_Instructions to follow:_ Count every line below that contains "JSON", then state the total with no other output.

_Records for this exercise:_
*-*-*
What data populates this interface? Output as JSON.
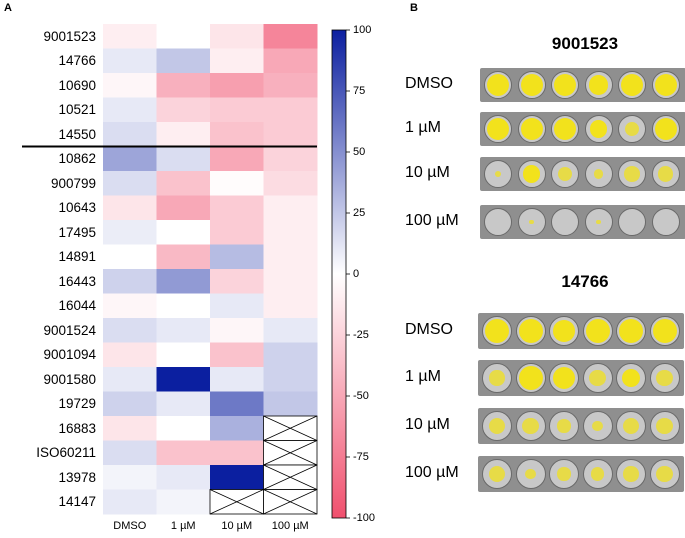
{
  "panel_a": {
    "label": "A",
    "rows": [
      "9001523",
      "14766",
      "10690",
      "10521",
      "14550",
      "10862",
      "900799",
      "10643",
      "17495",
      "14891",
      "16443",
      "16044",
      "9001524",
      "9001094",
      "9001580",
      "19729",
      "16883",
      "ISO60211",
      "13978",
      "14147"
    ],
    "columns": [
      "DMSO",
      "1 µM",
      "10 µM",
      "100 µM"
    ],
    "colorbar": {
      "ticks": [
        "100",
        "75",
        "50",
        "25",
        "0",
        "-25",
        "-50",
        "-75",
        "-100"
      ],
      "max_color": "#0b1fa0",
      "mid_color": "#ffffff",
      "min_color": "#f0506e"
    }
  },
  "chart_data": {
    "type": "heatmap",
    "title": "",
    "xlabel": "",
    "ylabel": "",
    "categories_x": [
      "DMSO",
      "1 µM",
      "10 µM",
      "100 µM"
    ],
    "categories_y": [
      "9001523",
      "14766",
      "10690",
      "10521",
      "14550",
      "10862",
      "900799",
      "10643",
      "17495",
      "14891",
      "16443",
      "16044",
      "9001524",
      "9001094",
      "9001580",
      "19729",
      "16883",
      "ISO60211",
      "13978",
      "14147"
    ],
    "value_range": [
      -100,
      100
    ],
    "values": [
      [
        -10,
        0,
        -15,
        -70
      ],
      [
        10,
        25,
        -10,
        -50
      ],
      [
        -5,
        -45,
        -55,
        -45
      ],
      [
        10,
        -25,
        -30,
        -30
      ],
      [
        15,
        -10,
        -35,
        -30
      ],
      [
        40,
        15,
        -50,
        -25
      ],
      [
        15,
        -35,
        -2,
        -20
      ],
      [
        -15,
        -50,
        -30,
        -10
      ],
      [
        8,
        0,
        -30,
        -10
      ],
      [
        0,
        -40,
        30,
        -10
      ],
      [
        20,
        45,
        -25,
        -10
      ],
      [
        -5,
        0,
        10,
        -10
      ],
      [
        15,
        10,
        -5,
        10
      ],
      [
        -15,
        0,
        -35,
        20
      ],
      [
        10,
        100,
        10,
        20
      ],
      [
        20,
        10,
        60,
        25
      ],
      [
        -15,
        0,
        35,
        null
      ],
      [
        15,
        -35,
        -35,
        null
      ],
      [
        5,
        10,
        100,
        null
      ],
      [
        10,
        5,
        null,
        null
      ]
    ],
    "missing_marker": "crossed cell",
    "separator_after_row": "14550"
  },
  "panel_b": {
    "label": "B",
    "groups": [
      {
        "title": "9001523",
        "rows": [
          {
            "label": "DMSO",
            "fills": [
              1,
              1,
              1,
              0.8,
              1,
              1
            ]
          },
          {
            "label": "1 µM",
            "fills": [
              1,
              1,
              1,
              0.6,
              0.4,
              1
            ]
          },
          {
            "label": "10 µM",
            "fills": [
              0.1,
              0.6,
              0.4,
              0.2,
              0.5,
              0.5
            ]
          },
          {
            "label": "100 µM",
            "fills": [
              0,
              0.05,
              0,
              0.05,
              0,
              0
            ]
          }
        ]
      },
      {
        "title": "14766",
        "rows": [
          {
            "label": "DMSO",
            "fills": [
              1,
              1,
              0.8,
              1,
              1,
              1
            ]
          },
          {
            "label": "1 µM",
            "fills": [
              0.4,
              1,
              0.9,
              0.5,
              0.6,
              0.5
            ]
          },
          {
            "label": "10 µM",
            "fills": [
              0.5,
              0.5,
              0.3,
              0.2,
              0.5,
              0.5
            ]
          },
          {
            "label": "100 µM",
            "fills": [
              0.5,
              0.2,
              0.3,
              0.3,
              0.4,
              0.5
            ]
          }
        ]
      }
    ],
    "well_color": "#f2e21c"
  }
}
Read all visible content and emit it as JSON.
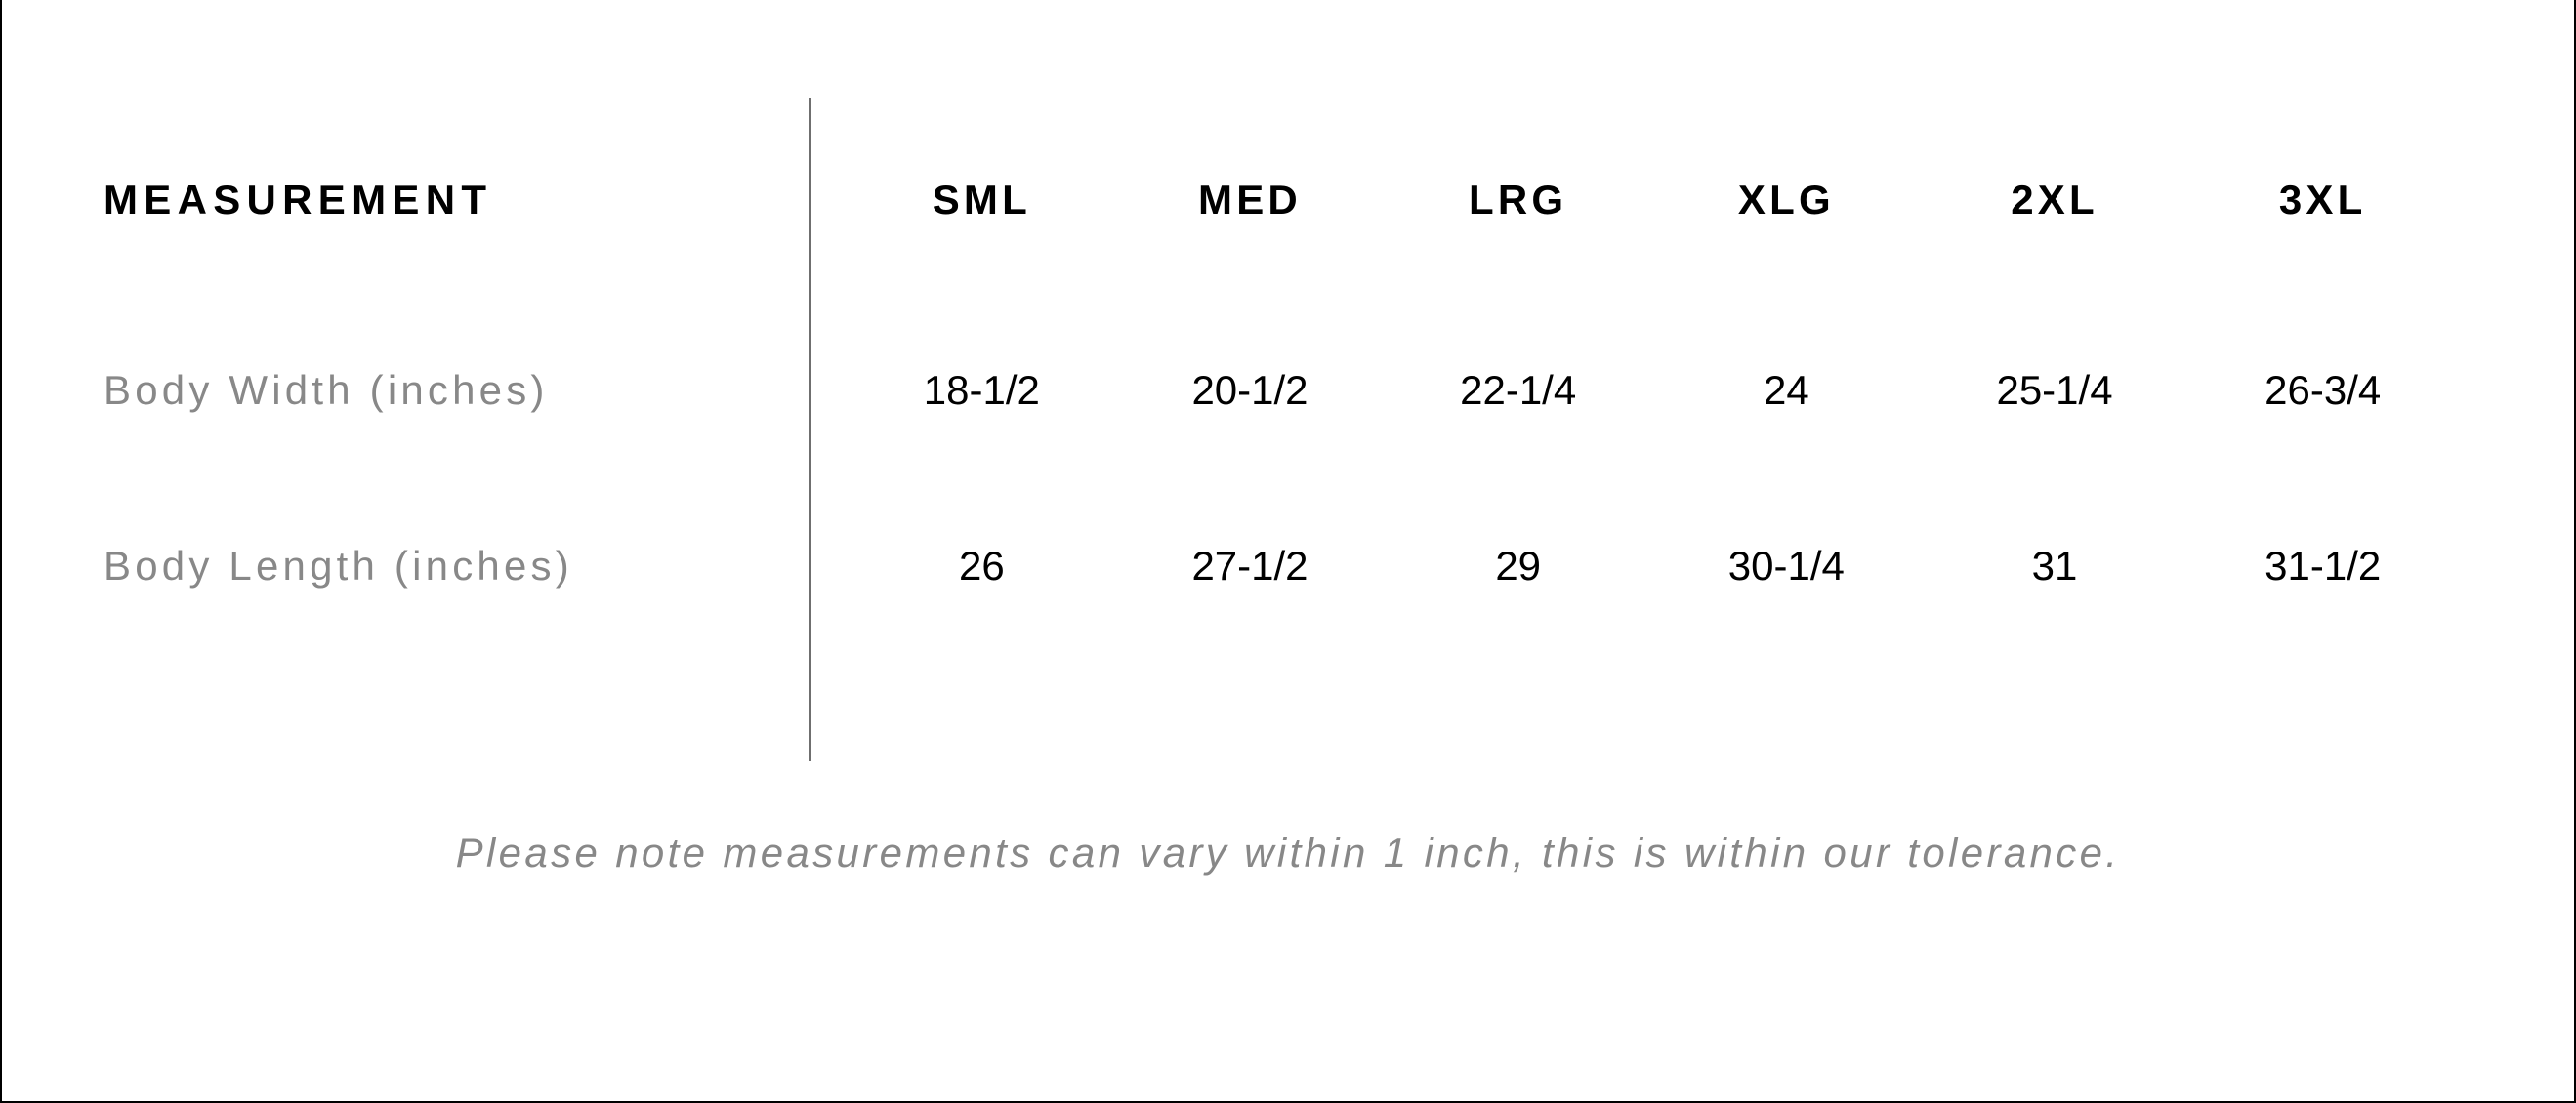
*-*-*
_Output:_ 2